▶ Records shown
* * *

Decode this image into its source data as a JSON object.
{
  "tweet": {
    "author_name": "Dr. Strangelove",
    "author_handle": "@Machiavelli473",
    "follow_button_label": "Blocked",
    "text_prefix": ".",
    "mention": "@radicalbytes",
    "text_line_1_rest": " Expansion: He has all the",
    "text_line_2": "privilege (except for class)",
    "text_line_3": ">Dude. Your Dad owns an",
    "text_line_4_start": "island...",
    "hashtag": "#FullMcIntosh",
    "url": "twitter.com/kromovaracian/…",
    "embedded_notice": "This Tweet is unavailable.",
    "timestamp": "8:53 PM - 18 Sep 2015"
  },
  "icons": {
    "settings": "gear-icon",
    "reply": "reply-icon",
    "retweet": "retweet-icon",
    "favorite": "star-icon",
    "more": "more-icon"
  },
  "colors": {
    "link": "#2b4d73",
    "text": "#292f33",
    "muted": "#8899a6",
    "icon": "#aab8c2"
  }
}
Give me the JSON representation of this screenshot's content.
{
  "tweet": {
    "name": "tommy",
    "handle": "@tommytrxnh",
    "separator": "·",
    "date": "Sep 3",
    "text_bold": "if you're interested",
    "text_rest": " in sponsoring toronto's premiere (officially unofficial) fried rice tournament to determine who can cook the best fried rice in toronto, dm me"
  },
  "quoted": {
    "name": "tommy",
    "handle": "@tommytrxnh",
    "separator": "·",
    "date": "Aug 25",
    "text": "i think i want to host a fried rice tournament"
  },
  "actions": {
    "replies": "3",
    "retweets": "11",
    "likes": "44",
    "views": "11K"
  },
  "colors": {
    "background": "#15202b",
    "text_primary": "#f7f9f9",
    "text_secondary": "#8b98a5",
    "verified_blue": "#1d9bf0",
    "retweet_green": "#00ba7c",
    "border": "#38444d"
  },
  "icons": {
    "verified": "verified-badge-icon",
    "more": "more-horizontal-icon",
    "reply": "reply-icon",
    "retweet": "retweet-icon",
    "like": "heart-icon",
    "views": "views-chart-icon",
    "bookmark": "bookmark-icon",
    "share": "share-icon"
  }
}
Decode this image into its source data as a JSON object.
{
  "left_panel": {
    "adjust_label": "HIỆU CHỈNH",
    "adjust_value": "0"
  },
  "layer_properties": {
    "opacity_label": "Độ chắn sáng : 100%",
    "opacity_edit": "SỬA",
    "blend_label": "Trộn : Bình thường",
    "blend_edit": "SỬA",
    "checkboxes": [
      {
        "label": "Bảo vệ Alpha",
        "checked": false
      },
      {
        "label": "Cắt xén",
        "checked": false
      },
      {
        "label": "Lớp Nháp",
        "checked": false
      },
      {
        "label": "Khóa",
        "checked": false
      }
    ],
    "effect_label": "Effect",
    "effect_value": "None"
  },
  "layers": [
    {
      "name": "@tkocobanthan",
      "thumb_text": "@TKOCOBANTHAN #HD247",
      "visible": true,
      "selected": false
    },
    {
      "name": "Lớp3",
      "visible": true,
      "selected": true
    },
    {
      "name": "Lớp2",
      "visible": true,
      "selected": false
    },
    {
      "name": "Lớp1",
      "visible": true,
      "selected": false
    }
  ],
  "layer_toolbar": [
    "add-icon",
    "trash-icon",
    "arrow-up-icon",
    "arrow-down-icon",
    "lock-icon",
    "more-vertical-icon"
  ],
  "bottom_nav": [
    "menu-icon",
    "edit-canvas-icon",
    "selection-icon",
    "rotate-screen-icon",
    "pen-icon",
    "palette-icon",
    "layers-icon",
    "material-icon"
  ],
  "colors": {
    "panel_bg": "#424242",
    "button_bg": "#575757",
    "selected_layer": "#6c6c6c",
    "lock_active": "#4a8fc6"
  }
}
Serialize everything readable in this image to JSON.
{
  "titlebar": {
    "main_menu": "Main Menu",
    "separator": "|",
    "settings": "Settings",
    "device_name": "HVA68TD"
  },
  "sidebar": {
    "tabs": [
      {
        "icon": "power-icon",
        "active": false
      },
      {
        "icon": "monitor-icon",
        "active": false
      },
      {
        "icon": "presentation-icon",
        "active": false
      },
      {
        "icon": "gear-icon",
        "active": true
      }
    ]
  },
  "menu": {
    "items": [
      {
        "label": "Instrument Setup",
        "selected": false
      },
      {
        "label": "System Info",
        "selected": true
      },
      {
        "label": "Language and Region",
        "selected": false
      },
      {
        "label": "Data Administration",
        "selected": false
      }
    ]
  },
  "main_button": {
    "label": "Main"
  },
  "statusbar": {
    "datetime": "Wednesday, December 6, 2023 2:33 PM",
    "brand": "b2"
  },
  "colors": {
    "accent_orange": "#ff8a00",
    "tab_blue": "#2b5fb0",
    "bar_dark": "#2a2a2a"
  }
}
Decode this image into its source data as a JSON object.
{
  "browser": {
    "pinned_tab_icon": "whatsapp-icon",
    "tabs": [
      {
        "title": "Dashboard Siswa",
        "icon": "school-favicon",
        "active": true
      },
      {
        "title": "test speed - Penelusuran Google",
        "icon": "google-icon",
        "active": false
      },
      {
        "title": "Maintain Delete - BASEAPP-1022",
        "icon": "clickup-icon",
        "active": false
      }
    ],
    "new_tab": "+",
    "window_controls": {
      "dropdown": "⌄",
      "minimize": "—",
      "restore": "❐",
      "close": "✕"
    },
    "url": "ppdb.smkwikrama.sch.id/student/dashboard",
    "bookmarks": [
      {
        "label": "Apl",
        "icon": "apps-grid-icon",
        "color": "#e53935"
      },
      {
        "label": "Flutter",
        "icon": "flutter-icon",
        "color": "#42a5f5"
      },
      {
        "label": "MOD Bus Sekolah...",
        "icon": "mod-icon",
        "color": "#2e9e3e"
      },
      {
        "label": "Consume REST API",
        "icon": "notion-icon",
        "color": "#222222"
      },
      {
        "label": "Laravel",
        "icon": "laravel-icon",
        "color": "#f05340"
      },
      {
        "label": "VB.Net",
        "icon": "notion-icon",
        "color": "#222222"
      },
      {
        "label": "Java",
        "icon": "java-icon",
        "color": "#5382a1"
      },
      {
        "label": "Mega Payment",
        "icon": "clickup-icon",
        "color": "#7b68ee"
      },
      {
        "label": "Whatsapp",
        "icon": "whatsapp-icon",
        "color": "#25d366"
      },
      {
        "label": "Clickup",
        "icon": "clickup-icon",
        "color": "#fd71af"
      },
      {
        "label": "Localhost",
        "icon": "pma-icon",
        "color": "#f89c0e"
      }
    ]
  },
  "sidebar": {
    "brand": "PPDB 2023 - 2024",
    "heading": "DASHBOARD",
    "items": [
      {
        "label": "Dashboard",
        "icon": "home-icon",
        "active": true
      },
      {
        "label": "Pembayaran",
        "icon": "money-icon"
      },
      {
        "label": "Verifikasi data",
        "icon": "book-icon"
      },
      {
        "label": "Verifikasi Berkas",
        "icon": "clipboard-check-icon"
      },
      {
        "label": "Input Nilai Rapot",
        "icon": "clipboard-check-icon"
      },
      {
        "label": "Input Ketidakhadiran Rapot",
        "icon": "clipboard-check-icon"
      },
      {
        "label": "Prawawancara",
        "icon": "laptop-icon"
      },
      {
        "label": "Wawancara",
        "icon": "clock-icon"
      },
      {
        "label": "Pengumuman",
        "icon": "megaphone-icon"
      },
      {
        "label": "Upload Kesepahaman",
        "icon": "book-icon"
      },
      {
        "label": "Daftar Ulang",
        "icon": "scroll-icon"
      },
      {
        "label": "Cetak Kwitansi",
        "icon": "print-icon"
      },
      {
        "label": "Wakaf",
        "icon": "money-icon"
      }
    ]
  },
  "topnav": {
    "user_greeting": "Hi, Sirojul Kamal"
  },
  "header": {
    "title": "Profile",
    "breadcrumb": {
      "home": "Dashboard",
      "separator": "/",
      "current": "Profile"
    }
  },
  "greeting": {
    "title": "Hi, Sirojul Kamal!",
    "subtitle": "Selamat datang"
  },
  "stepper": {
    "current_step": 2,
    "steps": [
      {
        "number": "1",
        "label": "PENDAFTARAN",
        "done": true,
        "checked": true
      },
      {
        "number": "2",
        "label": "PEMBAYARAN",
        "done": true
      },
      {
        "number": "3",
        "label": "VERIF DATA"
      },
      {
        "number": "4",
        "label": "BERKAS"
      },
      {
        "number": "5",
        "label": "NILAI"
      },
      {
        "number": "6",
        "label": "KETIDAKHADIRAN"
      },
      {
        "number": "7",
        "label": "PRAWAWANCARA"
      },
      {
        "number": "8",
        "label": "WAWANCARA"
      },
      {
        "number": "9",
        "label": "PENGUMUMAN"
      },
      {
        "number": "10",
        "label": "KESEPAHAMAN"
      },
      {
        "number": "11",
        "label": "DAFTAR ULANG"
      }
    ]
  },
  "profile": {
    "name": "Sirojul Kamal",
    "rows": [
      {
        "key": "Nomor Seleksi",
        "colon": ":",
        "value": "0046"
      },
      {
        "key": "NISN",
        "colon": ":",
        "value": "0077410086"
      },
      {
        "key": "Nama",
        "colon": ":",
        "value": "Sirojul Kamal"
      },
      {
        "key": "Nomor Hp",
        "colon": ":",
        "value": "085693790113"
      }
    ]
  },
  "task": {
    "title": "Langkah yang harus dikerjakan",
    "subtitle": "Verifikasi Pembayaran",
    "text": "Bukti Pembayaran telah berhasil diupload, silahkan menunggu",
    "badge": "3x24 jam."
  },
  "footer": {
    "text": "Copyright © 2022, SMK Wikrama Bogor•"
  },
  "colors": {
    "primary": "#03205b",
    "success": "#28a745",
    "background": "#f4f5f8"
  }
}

* * *

▶ Your goal
Copy every line of the material in which the word "Verifikasi" occurs.

▶ Exercise result
        "label": "Verifikasi data",
        "label": "Verifikasi Berkas",
    "subtitle": "Verifikasi Pembayaran",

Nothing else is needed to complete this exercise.